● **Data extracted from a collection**
####################

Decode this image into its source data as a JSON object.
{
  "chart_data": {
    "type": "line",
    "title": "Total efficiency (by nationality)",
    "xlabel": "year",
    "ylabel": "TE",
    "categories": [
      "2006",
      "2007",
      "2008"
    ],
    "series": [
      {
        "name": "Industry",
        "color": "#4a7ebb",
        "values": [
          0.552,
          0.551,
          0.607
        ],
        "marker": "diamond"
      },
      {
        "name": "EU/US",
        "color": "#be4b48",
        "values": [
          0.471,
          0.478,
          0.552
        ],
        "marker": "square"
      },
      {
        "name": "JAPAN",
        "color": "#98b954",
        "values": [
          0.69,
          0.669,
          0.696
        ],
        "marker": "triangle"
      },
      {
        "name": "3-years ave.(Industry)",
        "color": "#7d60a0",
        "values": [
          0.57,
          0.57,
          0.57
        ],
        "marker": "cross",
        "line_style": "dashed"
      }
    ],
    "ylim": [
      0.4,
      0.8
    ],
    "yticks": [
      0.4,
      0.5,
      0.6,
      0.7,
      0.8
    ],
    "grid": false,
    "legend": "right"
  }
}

####################

● **Work to be completed**
Extract all of the material exactly as it is written.

● **The output**
Decode this image into its source data as a JSON object.
{
  "chart_data": {
    "type": "line",
    "title": "Total efficiency (by nationality)",
    "xlabel": "year",
    "ylabel": "TE",
    "categories": [
      "2006",
      "2007",
      "2008"
    ],
    "series": [
      {
        "name": "Industry",
        "color": "#4a7ebb",
        "values": [
          0.552,
          0.551,
          0.607
        ],
        "marker": "diamond"
      },
      {
        "name": "EU/US",
        "color": "#be4b48",
        "values": [
          0.471,
          0.478,
          0.552
        ],
        "marker": "square"
      },
      {
        "name": "JAPAN",
        "color": "#98b954",
        "values": [
          0.69,
          0.669,
          0.696
        ],
        "marker": "triangle"
      },
      {
        "name": "3-years ave.(Industry)",
        "color": "#7d60a0",
        "values": [
          0.57,
          0.57,
          0.57
        ],
        "marker": "cross",
        "line_style": "dashed"
      }
    ],
    "ylim": [
      0.4,
      0.8
    ],
    "yticks": [
      0.4,
      0.5,
      0.6,
      0.7,
      0.8
    ],
    "grid": false,
    "legend": "right"
  }
}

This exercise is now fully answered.